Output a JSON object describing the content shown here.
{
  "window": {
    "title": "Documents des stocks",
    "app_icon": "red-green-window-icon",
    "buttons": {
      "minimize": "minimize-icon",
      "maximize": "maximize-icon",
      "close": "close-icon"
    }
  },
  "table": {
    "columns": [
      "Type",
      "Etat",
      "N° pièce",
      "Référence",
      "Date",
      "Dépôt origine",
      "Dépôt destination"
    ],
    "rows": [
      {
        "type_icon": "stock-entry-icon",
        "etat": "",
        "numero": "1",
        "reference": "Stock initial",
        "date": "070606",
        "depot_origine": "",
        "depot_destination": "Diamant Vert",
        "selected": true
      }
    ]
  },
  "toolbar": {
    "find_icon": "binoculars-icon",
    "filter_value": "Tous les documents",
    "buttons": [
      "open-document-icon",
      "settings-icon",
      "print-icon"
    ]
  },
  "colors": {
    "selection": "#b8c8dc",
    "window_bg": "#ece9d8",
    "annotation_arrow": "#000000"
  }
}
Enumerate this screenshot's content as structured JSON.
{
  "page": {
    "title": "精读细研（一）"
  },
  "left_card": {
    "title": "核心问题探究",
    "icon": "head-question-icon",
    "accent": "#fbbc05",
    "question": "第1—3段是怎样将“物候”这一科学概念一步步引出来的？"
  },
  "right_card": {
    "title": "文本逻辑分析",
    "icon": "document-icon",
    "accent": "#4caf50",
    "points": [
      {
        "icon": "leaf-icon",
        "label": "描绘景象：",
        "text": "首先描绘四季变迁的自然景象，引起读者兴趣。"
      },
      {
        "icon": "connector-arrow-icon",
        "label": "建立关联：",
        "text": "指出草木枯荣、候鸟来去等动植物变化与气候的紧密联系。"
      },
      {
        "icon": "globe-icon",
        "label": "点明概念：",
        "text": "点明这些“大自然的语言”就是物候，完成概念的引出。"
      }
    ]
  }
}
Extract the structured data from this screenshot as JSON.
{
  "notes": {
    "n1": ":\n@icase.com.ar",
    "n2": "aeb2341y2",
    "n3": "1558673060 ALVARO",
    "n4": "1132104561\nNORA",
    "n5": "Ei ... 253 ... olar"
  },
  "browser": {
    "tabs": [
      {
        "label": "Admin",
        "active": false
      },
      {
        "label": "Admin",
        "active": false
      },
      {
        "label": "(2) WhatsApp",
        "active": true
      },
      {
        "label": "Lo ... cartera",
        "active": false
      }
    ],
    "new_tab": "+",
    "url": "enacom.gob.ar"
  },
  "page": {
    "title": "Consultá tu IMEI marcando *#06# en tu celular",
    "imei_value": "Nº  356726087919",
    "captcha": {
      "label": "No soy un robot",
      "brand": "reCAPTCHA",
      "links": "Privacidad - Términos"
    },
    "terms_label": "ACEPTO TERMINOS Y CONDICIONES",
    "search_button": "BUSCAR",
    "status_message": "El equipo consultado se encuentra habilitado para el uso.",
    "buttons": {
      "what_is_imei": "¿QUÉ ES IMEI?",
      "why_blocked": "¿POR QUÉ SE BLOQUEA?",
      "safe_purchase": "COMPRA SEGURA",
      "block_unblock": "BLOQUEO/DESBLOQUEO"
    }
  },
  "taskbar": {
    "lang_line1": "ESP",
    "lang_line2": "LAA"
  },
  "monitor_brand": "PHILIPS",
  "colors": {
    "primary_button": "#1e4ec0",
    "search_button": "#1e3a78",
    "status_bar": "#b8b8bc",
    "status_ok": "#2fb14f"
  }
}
* * *
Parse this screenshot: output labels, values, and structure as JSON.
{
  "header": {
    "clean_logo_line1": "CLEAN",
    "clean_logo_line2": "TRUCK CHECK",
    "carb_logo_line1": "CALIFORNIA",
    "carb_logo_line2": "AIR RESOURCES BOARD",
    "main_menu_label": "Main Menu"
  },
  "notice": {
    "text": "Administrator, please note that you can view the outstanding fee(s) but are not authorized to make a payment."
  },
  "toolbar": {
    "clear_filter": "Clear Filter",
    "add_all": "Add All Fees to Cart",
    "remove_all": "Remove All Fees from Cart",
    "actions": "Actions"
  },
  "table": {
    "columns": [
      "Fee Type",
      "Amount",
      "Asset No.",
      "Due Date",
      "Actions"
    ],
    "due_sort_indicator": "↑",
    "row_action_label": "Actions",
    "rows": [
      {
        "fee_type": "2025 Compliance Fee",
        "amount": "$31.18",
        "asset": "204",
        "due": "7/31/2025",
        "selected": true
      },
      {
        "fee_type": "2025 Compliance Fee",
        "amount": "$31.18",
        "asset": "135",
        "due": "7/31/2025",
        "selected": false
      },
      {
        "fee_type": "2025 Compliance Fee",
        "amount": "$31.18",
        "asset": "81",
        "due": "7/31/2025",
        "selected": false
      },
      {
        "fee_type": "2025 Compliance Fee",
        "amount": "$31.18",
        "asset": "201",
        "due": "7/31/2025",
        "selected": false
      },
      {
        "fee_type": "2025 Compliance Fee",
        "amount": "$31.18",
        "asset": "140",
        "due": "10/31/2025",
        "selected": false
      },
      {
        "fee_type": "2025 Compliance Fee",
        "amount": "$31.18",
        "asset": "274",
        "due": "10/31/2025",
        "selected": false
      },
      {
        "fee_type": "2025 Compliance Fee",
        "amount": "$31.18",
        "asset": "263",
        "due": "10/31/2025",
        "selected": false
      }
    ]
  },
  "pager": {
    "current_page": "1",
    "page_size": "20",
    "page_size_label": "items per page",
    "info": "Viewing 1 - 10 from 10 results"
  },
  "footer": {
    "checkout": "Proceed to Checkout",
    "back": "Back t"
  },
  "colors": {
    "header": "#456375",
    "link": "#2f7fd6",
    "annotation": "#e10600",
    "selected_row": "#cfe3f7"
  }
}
---
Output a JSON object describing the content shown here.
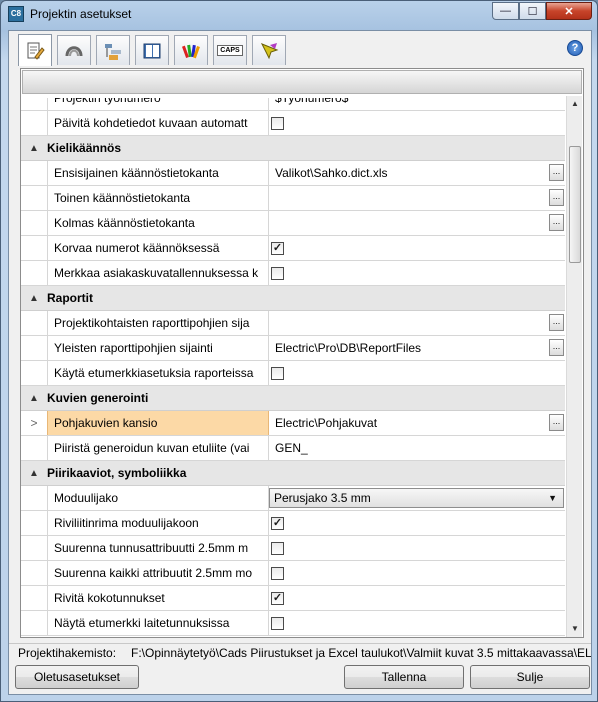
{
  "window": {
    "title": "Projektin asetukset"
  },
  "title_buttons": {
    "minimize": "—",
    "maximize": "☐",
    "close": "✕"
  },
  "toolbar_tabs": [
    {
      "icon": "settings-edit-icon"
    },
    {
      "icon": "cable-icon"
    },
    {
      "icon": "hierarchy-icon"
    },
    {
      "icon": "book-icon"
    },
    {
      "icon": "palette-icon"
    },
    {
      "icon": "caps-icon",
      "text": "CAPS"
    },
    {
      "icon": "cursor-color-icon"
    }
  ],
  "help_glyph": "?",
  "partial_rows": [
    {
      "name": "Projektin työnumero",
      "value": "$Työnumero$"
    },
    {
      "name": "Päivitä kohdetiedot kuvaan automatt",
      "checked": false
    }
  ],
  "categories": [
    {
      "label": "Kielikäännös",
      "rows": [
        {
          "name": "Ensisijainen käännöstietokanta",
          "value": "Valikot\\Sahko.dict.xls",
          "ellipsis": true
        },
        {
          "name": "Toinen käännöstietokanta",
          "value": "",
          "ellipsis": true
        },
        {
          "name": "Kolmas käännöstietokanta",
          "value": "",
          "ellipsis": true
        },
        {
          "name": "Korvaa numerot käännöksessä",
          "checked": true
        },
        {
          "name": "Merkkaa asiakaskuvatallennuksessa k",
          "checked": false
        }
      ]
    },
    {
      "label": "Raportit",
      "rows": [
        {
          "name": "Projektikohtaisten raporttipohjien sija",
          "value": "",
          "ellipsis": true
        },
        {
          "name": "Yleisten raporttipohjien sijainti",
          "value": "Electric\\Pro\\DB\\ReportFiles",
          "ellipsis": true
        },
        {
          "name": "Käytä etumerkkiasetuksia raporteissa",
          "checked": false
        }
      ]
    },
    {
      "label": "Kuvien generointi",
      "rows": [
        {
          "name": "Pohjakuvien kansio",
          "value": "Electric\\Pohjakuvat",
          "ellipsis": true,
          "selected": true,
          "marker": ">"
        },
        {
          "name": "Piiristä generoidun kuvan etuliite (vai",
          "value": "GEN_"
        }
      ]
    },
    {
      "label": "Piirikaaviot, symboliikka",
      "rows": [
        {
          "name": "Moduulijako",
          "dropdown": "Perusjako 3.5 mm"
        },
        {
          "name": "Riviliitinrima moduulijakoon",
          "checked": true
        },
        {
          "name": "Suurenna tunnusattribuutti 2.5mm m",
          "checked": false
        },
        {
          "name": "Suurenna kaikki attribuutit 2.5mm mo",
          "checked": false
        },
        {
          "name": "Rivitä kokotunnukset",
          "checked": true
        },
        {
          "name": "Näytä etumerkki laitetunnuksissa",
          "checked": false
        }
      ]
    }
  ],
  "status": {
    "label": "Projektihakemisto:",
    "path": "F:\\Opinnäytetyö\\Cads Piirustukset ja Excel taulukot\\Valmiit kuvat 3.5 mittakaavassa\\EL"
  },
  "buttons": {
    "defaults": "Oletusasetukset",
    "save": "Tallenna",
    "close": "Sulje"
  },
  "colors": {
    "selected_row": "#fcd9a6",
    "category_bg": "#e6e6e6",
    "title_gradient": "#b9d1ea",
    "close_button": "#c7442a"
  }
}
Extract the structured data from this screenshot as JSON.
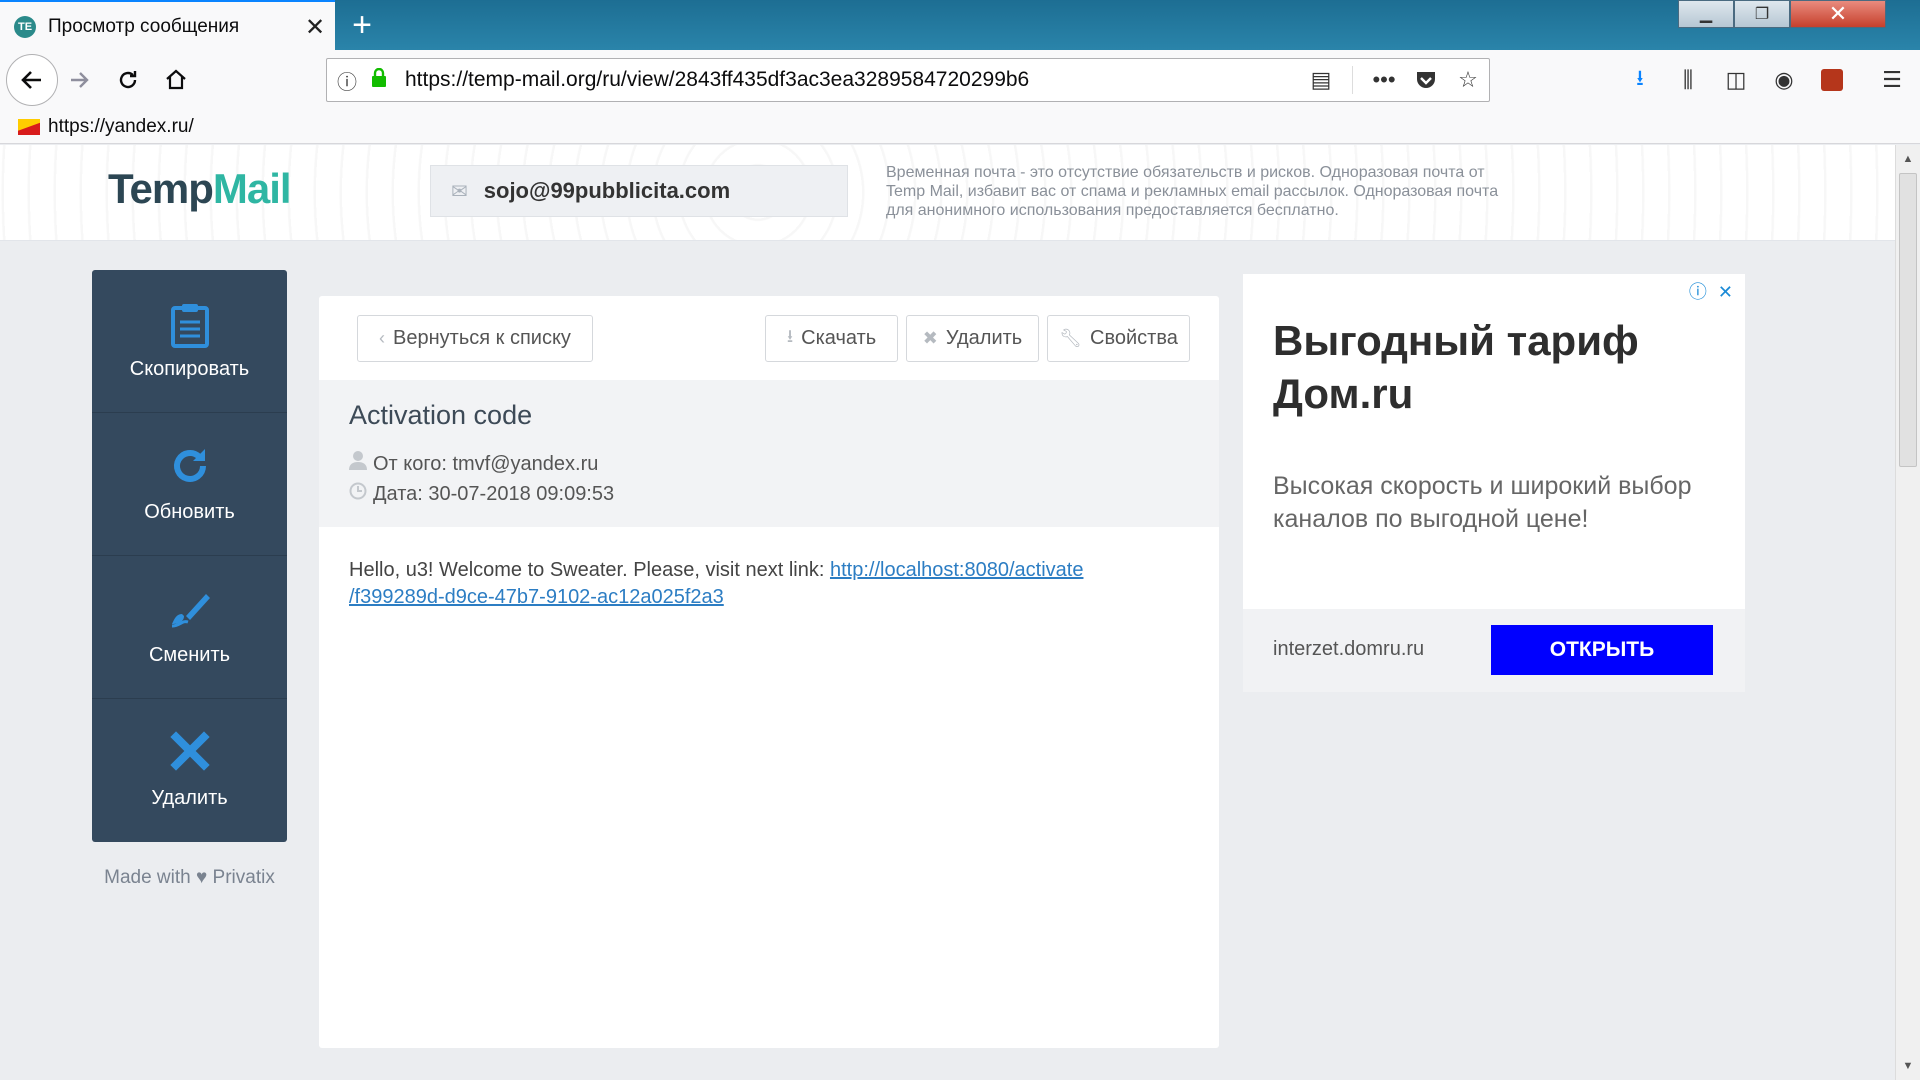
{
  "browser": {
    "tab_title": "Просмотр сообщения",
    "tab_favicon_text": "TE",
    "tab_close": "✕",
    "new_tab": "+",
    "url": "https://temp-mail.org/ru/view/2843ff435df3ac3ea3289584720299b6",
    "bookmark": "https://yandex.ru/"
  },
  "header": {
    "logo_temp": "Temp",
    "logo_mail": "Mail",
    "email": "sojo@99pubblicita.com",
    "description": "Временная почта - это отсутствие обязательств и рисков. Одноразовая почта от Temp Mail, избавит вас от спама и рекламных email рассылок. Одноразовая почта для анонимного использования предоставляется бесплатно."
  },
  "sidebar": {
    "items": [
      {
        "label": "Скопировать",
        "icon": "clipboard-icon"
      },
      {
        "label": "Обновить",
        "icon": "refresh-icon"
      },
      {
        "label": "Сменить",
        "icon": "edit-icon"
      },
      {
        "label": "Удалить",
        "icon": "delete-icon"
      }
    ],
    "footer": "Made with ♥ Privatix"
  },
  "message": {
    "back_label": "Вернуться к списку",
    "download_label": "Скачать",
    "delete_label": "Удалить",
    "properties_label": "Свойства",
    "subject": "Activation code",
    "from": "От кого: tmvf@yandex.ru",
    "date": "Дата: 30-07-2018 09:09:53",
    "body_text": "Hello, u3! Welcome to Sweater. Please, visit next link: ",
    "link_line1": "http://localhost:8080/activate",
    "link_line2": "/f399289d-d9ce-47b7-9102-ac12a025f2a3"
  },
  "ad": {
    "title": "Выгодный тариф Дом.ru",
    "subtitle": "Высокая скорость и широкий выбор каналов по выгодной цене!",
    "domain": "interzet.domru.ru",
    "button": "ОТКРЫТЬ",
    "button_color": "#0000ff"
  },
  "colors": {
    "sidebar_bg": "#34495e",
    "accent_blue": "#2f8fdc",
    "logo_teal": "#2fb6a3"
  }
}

◆ **GIVEN TASK**
In the material above, find each line that contains the word "items", and select it.

◆ **CORRECT ANSWER**
    "page_size_label": "items per page",
    "items": [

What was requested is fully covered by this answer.